» **GIVEN PROBLEM**: Reproduce all of the data exactly.

» **DATA PROVIDED**:

--- Begin ---

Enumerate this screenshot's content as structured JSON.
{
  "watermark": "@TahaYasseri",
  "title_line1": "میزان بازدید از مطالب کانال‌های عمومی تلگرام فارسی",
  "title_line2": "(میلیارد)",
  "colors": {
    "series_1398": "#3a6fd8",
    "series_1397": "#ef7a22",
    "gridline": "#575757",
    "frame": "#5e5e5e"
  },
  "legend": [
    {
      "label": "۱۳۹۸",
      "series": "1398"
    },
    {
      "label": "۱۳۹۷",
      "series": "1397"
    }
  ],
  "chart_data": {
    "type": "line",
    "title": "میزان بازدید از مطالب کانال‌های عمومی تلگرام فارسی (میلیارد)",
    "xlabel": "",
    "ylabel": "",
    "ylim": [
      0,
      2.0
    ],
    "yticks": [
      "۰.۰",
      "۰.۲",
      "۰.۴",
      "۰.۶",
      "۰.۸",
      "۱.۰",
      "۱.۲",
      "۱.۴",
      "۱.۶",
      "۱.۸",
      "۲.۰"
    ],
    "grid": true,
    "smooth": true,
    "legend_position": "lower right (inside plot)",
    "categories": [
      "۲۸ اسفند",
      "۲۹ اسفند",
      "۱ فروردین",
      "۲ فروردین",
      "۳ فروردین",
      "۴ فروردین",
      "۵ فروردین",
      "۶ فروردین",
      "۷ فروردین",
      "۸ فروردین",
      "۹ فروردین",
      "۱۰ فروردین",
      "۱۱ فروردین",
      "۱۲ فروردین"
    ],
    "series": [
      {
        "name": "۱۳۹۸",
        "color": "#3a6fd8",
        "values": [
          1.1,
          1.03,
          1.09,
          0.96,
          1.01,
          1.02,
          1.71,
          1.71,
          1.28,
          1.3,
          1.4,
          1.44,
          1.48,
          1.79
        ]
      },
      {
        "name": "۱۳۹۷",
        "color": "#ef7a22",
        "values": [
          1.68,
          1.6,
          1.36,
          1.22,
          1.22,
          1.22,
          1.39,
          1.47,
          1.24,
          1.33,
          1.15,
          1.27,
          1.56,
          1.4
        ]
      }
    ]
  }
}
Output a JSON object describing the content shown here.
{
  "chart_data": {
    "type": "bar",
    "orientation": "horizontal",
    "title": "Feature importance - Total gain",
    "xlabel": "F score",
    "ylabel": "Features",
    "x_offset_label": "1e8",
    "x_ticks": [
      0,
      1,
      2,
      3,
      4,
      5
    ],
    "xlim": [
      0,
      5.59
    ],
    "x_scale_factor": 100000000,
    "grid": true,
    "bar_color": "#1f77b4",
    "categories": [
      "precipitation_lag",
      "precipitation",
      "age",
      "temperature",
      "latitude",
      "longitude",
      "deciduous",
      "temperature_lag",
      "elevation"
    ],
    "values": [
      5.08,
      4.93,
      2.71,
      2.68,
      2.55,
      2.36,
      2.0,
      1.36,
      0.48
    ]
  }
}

--- End ---

» **CORRECT RESPONSE**:
Enumerate this screenshot's content as structured JSON.
{
  "watermark": "@TahaYasseri",
  "title_line1": "میزان بازدید از مطالب کانال‌های عمومی تلگرام فارسی",
  "title_line2": "(میلیارد)",
  "colors": {
    "series_1398": "#3a6fd8",
    "series_1397": "#ef7a22",
    "gridline": "#575757",
    "frame": "#5e5e5e"
  },
  "legend": [
    {
      "label": "۱۳۹۸",
      "series": "1398"
    },
    {
      "label": "۱۳۹۷",
      "series": "1397"
    }
  ],
  "chart_data": {
    "type": "line",
    "title": "میزان بازدید از مطالب کانال‌های عمومی تلگرام فارسی (میلیارد)",
    "xlabel": "",
    "ylabel": "",
    "ylim": [
      0,
      2.0
    ],
    "yticks": [
      "۰.۰",
      "۰.۲",
      "۰.۴",
      "۰.۶",
      "۰.۸",
      "۱.۰",
      "۱.۲",
      "۱.۴",
      "۱.۶",
      "۱.۸",
      "۲.۰"
    ],
    "grid": true,
    "smooth": true,
    "legend_position": "lower right (inside plot)",
    "categories": [
      "۲۸ اسفند",
      "۲۹ اسفند",
      "۱ فروردین",
      "۲ فروردین",
      "۳ فروردین",
      "۴ فروردین",
      "۵ فروردین",
      "۶ فروردین",
      "۷ فروردین",
      "۸ فروردین",
      "۹ فروردین",
      "۱۰ فروردین",
      "۱۱ فروردین",
      "۱۲ فروردین"
    ],
    "series": [
      {
        "name": "۱۳۹۸",
        "color": "#3a6fd8",
        "values": [
          1.1,
          1.03,
          1.09,
          0.96,
          1.01,
          1.02,
          1.71,
          1.71,
          1.28,
          1.3,
          1.4,
          1.44,
          1.48,
          1.79
        ]
      },
      {
        "name": "۱۳۹۷",
        "color": "#ef7a22",
        "values": [
          1.68,
          1.6,
          1.36,
          1.22,
          1.22,
          1.22,
          1.39,
          1.47,
          1.24,
          1.33,
          1.15,
          1.27,
          1.56,
          1.4
        ]
      }
    ]
  }
}
Output a JSON object describing the content shown here.
{
  "chart_data": {
    "type": "bar",
    "orientation": "horizontal",
    "title": "Feature importance - Total gain",
    "xlabel": "F score",
    "ylabel": "Features",
    "x_offset_label": "1e8",
    "x_ticks": [
      0,
      1,
      2,
      3,
      4,
      5
    ],
    "xlim": [
      0,
      5.59
    ],
    "x_scale_factor": 100000000,
    "grid": true,
    "bar_color": "#1f77b4",
    "categories": [
      "precipitation_lag",
      "precipitation",
      "age",
      "temperature",
      "latitude",
      "longitude",
      "deciduous",
      "temperature_lag",
      "elevation"
    ],
    "values": [
      5.08,
      4.93,
      2.71,
      2.68,
      2.55,
      2.36,
      2.0,
      1.36,
      0.48
    ]
  }
}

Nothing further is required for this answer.